__Dataset excerpts__

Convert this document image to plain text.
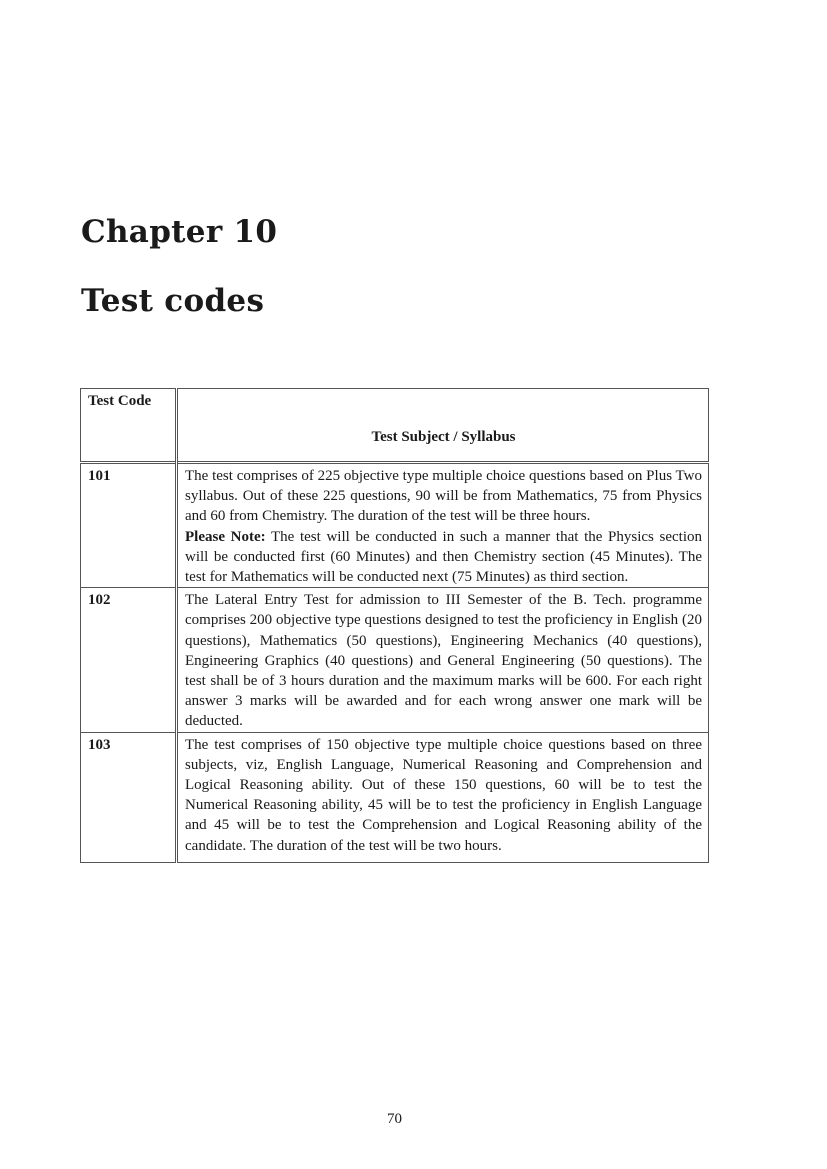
Chapter 10
Test codes
Test Code	Test Subject / Syllabus
101	The test comprises of 225 objective type multiple choice questions based on Plus Two syllabus. Out of these 225 questions, 90 will be from Mathematics, 75 from Physics and 60 from Chemistry. The duration of the test will be three hours.
Please Note: The test will be conducted in such a manner that the Physics section will be conducted first (60 Minutes) and then Chemistry section (45 Minutes). The test for Mathematics will be conducted next (75 Minutes) as third section.
102	The Lateral Entry Test for admission to III Semester of the B. Tech. programme comprises 200 objective type questions designed to test the proficiency in English (20 questions), Mathematics (50 questions), Engineering Mechanics (40 questions), Engineering Graphics (40 questions) and General Engineering (50 questions). The test shall be of 3 hours duration and the maximum marks will be 600. For each right answer 3 marks will be awarded and for each wrong answer one mark will be deducted.
103	The test comprises of 150 objective type multiple choice questions based on three subjects, viz, English Language, Numerical Reasoning and Comprehension and Logical Reasoning ability. Out of these 150 questions, 60 will be to test the Numerical Reasoning ability, 45 will be to test the proficiency in English Language and 45 will be to test the Comprehension and Logical Reasoning ability of the candidate. The duration of the test will be two hours.
70
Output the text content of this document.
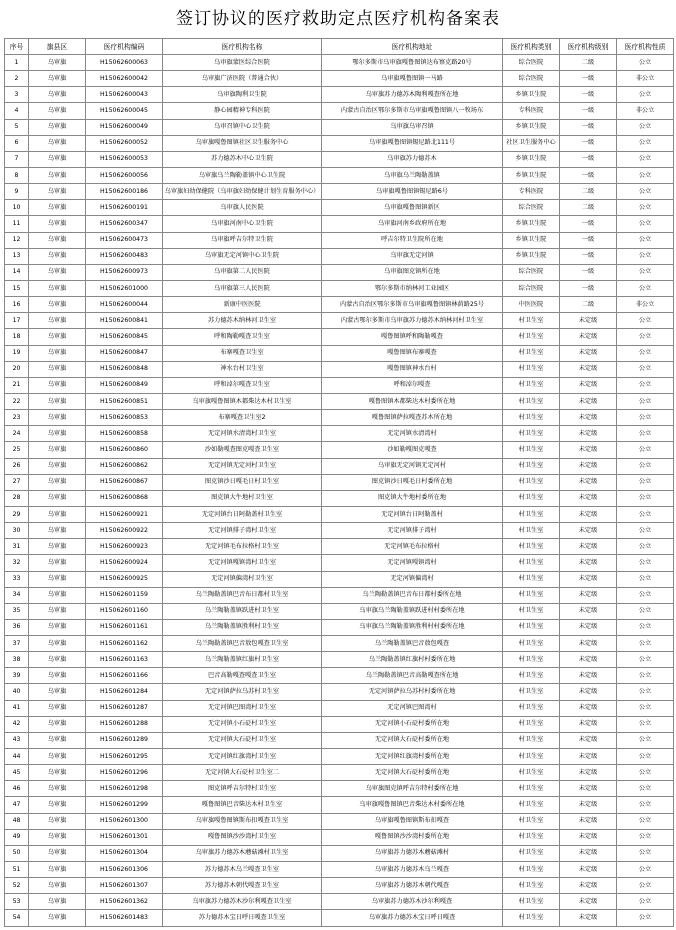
签订协议的医疗救助定点医疗机构备案表
序号	旗县区	医疗机构编码	医疗机构名称	医疗机构地址	医疗机构类别	医疗机构级别	医疗机构性质
1	乌审旗	H15062600063	乌审旗蒙医综合医院	鄂尔多斯市乌审旗嘎鲁图镇达布察克路20号	综合医院	二级	公立
2	乌审旗	H15062600042	乌审旗广济医院（普通合伙）	乌审旗嘎鲁图镇一马路	综合医院	一级	非公立
3	乌审旗	H15062600043	乌审旗陶利卫生院	乌审旗苏力德苏木陶利嘎查所在地	乡镇卫生院	一级	公立
4	乌审旗	H15062600045	静心园精神专科医院	内蒙古自治区鄂尔多斯市乌审旗嘎鲁图镇八一牧场东	专科医院	一级	非公立
5	乌审旗	H15062600049	乌审召镇中心卫生院	乌审旗乌审召镇	乡镇卫生院	一级	公立
6	乌审旗	H15062600052	乌审旗嘎鲁图镇社区卫生服务中心	乌审旗嘎鲁图镇锡尼路北111号	社区卫生服务中心	一级	公立
7	乌审旗	H15062600053	苏力德苏木中心卫生院	乌审旗苏力德苏木	乡镇卫生院	一级	公立
8	乌审旗	H15062600056	乌审旗乌兰陶勒盖镇中心卫生院	乌审旗乌兰陶勒盖镇	乡镇卫生院	一级	公立
9	乌审旗	H15062600186	乌审旗妇幼保健院（乌审旗妇幼保健计划生育服务中心）	乌审旗嘎鲁图镇锡尼路6号	专科医院	二级	公立
10	乌审旗	H15062600191	乌审旗人民医院	乌审旗嘎鲁图镇新区	综合医院	二级	公立
11	乌审旗	H15062600347	乌审旗河南中心卫生院	乌审旗河南乡政府所在地	乡镇卫生院	一级	公立
12	乌审旗	H15062600473	乌审旗呼吉尔特卫生院	呼吉尔特卫生院所在地	乡镇卫生院	一级	公立
13	乌审旗	H15062600483	乌审旗无定河镇中心卫生院	乌审旗无定河镇	乡镇卫生院	一级	公立
14	乌审旗	H15062600973	乌审旗第二人民医院	乌审旗图克镇所在地	综合医院	一级	公立
15	乌审旗	H15062601000	乌审旗第三人民医院	鄂尔多斯市纳林河工业园区	综合医院	一级	公立
16	乌审旗	H15062600044	新康中医医院	内蒙古自治区鄂尔多斯市乌审旗嘎鲁图镇林荫路25号	中医医院	二级	非公立
17	乌审旗	H15062600841	苏力德苏木纳林河卫生室	内蒙古鄂尔多斯市乌审旗苏力德苏木纳林河村卫生室	村卫生室	未定级	公立
18	乌审旗	H15062600845	呼和陶勒嘎查卫生室	嘎鲁图镇呼和陶勒嘎查	村卫生室	未定级	公立
19	乌审旗	H15062600847	布寨嘎查卫生室	嘎鲁图镇布寨嘎查	村卫生室	未定级	公立
20	乌审旗	H15062600848	神水台村卫生室	嘎鲁图镇神水台村	村卫生室	未定级	公立
21	乌审旗	H15062600849	呼和淖尔嘎查卫生室	呼和淖尔嘎查	村卫生室	未定级	公立
22	乌审旗	H15062600851	乌审旗嘎鲁图镇木都柴达木村卫生室	嘎鲁图镇木都柴达木村委所在地	村卫生室	未定级	公立
23	乌审旗	H15062600853	布寨嘎查卫生室2	嘎鲁图镇萨拉嘎查苏木所在地	村卫生室	未定级	公立
24	乌审旗	H15062600858	无定河镇水清湾村卫生室	无定河镇水清湾村	村卫生室	未定级	公立
25	乌审旗	H15062600860	沙如勒嘎查图克嘎查卫生室	沙如勒嘎图克嘎查	村卫生室	未定级	公立
26	乌审旗	H15062600862	无定河镇无定河村卫生室	乌审旗无定河镇无定河村	村卫生室	未定级	公立
27	乌审旗	H15062600867	图克镇沙日嘎毛日村卫生室	图克镇沙日嘎毛日村委所在地	村卫生室	未定级	公立
28	乌审旗	H15062600868	图克镇大牛地村卫生室	图克镇大牛地村委所在地	村卫生室	未定级	公立
29	乌审旗	H15062600921	无定河镇台日阿勒盖村卫生室	无定河镇台日阿勒盖村	村卫生室	未定级	公立
30	乌审旗	H15062600922	无定河镇排子湾村卫生室	无定河镇排子湾村	村卫生室	未定级	公立
31	乌审旗	H15062600923	无定河镇毛布拉格村卫生室	无定河镇毛布拉格村	村卫生室	未定级	公立
32	乌审旗	H15062600924	无定河镇嘎镇湾村卫生室	无定河镇嘎镇湾村	村卫生室	未定级	公立
33	乌审旗	H15062600925	无定河镇偏湾村卫生室	无定河镇偏湾村	村卫生室	未定级	公立
34	乌审旗	H15062601159	乌兰陶勒盖镇巴音布日都村卫生室	乌兰陶勒盖镇巴音布日都村委所在地	村卫生室	未定级	公立
35	乌审旗	H15062601160	乌兰陶勒盖镇跃进村卫生室	乌审旗乌兰陶勒盖镇跃进村村委所在地	村卫生室	未定级	公立
36	乌审旗	H15062601161	乌兰陶勒盖镇胜利村卫生室	乌审旗乌兰陶勒盖镇胜利村村委所在地	村卫生室	未定级	公立
37	乌审旗	H15062601162	乌兰陶勒盖镇巴音敖包嘎查卫生室	乌兰陶勒盖镇巴音敖包嘎查	村卫生室	未定级	公立
38	乌审旗	H15062601163	乌兰陶勒盖镇红旗村卫生室	乌兰陶勒盖镇红旗村村委所在地	村卫生室	未定级	公立
39	乌审旗	H15062601166	巴音高勒嘎查嘎查卫生室	乌兰陶勒盖镇巴音高勒嘎查所在地	村卫生室	未定级	公立
40	乌审旗	H15062601284	无定河镇萨拉乌苏村卫生室	无定河镇萨拉乌苏村村委所在地	村卫生室	未定级	公立
41	乌审旗	H15062601287	无定河镇巴图湾村卫生室	无定河镇巴图湾村	村卫生室	未定级	公立
42	乌审旗	H15062601288	无定河镇小石砭村卫生室	无定河镇小石砭村委所在地	村卫生室	未定级	公立
43	乌审旗	H15062601289	无定河镇大石砭村卫生室	无定河镇大石砭村委所在地	村卫生室	未定级	公立
44	乌审旗	H15062601295	无定河镇红旗湾村卫生室	无定河镇红旗湾村委所在地	村卫生室	未定级	公立
45	乌审旗	H15062601296	无定河镇大石砭村卫生室二	无定河镇大石砭村委所在地	村卫生室	未定级	公立
46	乌审旗	H15062601298	图克镇呼吉尔特村卫生室	乌审旗图克镇呼吉尔特村委所在地	村卫生室	未定级	公立
47	乌审旗	H15062601299	嘎鲁图镇巴音柴达木村卫生室	乌审旗嘎鲁图镇巴音柴达木村委所在地	村卫生室	未定级	公立
48	乌审旗	H15062601300	乌审旗嘎鲁图镇斯布扣嘎查卫生室	乌审旗嘎鲁图镇斯布扣嘎查	村卫生室	未定级	公立
49	乌审旗	H15062601301	嘎鲁图镇沙沙湾村卫生室	嘎鲁图镇沙沙湾村委所在地	村卫生室	未定级	公立
50	乌审旗	H15062601304	乌审旗苏力德苏木蘑菇滩村卫生室	乌审旗苏力德苏木蘑菇滩村	村卫生室	未定级	公立
51	乌审旗	H15062601306	苏力德苏木乌兰嘎查卫生室	乌审旗苏力德苏木乌兰嘎查	村卫生室	未定级	公立
52	乌审旗	H15062601307	苏力德苏木朝代嘎查卫生室	乌审旗苏力德苏木朝代嘎查	村卫生室	未定级	公立
53	乌审旗	H15062601362	乌审旗苏力德苏木沙尔利嘎查卫生室	乌审旗苏力德苏木沙尔利嘎查	村卫生室	未定级	公立
54	乌审旗	H15062601483	苏力德苏木宝日呼日嘎查卫生室	乌审旗苏力德苏木宝日呼日嘎查	村卫生室	未定级	公立
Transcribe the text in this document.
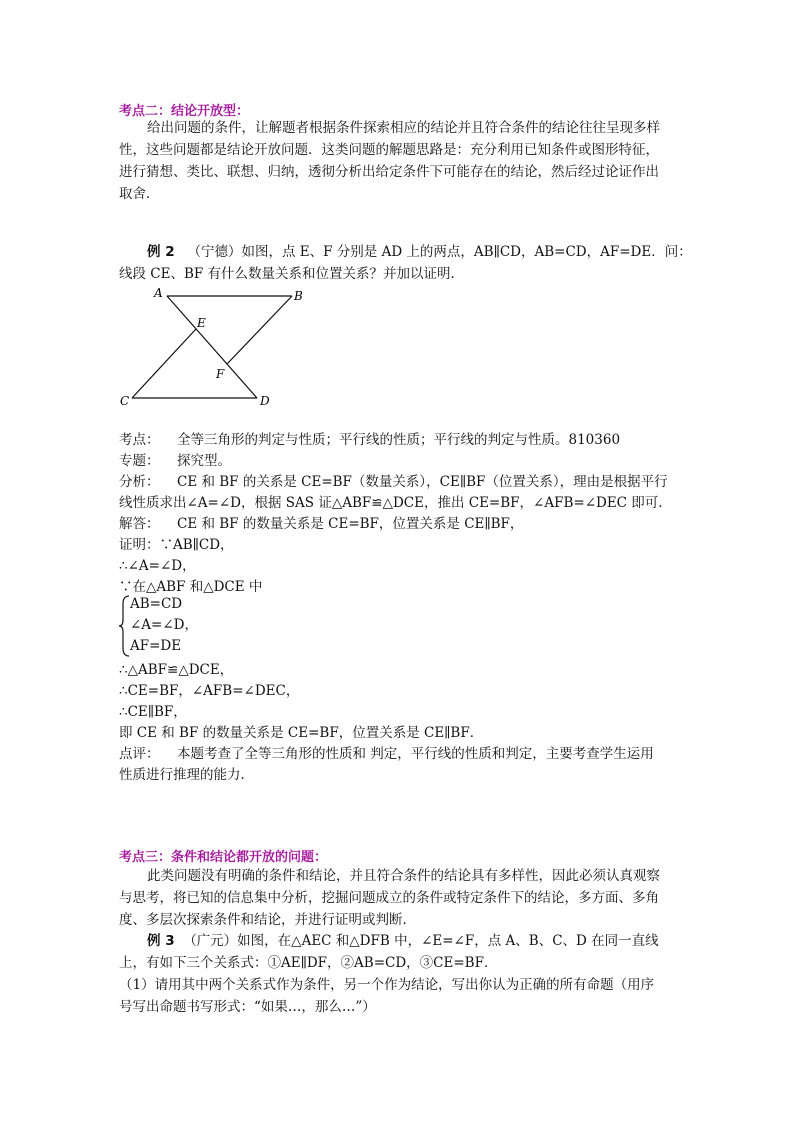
考点二：结论开放型：
给出问题的条件，让解题者根据条件探索相应的结论并且符合条件的结论往往呈现多样
性，这些问题都是结论开放问题．这类问题的解题思路是：充分利用已知条件或图形特征，
进行猜想、类比、联想、归纳，透彻分析出给定条件下可能存在的结论，然后经过论证作出
取舍．
例 2 （宁德）如图，点 E、F 分别是 AD 上的两点，AB∥CD，AB=CD，AF=DE．问：
线段 CE、BF 有什么数量关系和位置关系？并加以证明．
A	B
E
F
C	D
考点： 全等三角形的判定与性质；平行线的性质；平行线的判定与性质。810360
专题： 探究型。
分析： CE 和 BF 的关系是 CE=BF（数量关系），CE∥BF（位置关系），理由是根据平行
线性质求出∠A=∠D，根据 SAS 证△ABF≌△DCE，推出 CE=BF，∠AFB=∠DEC 即可．
解答： CE 和 BF 的数量关系是 CE=BF，位置关系是 CE∥BF，
证明：∵AB∥CD，
∴∠A=∠D，
∵在△ABF 和△DCE 中
AB=CD
∠A=∠D，
AF=DE
∴△ABF≌△DCE，
∴CE=BF，∠AFB=∠DEC，
∴CE∥BF，
即 CE 和 BF 的数量关系是 CE=BF，位置关系是 CE∥BF．
点评： 本题考查了全等三角形的性质和 判定，平行线的性质和判定，主要考查学生运用
性质进行推理的能力．
考点三：条件和结论都开放的问题：
此类问题没有明确的条件和结论，并且符合条件的结论具有多样性，因此必须认真观察
与思考，将已知的信息集中分析，挖掘问题成立的条件或特定条件下的结论，多方面、多角
度、多层次探索条件和结论，并进行证明或判断．
例 3 （广元）如图，在△AEC 和△DFB 中，∠E=∠F，点 A、B、C、D 在同一直线
上，有如下三个关系式：①AE∥DF，②AB=CD，③CE=BF．
（1）请用其中两个关系式作为条件，另一个作为结论，写出你认为正确的所有命题（用序
号写出命题书写形式：“如果…，那么…”）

__Instruction__
Find every line in the records above that holds the word "text", and copy each one.

__Response below__
Convert this document image to plain text.
Output the text content of this document.
Transcribe the text in this document.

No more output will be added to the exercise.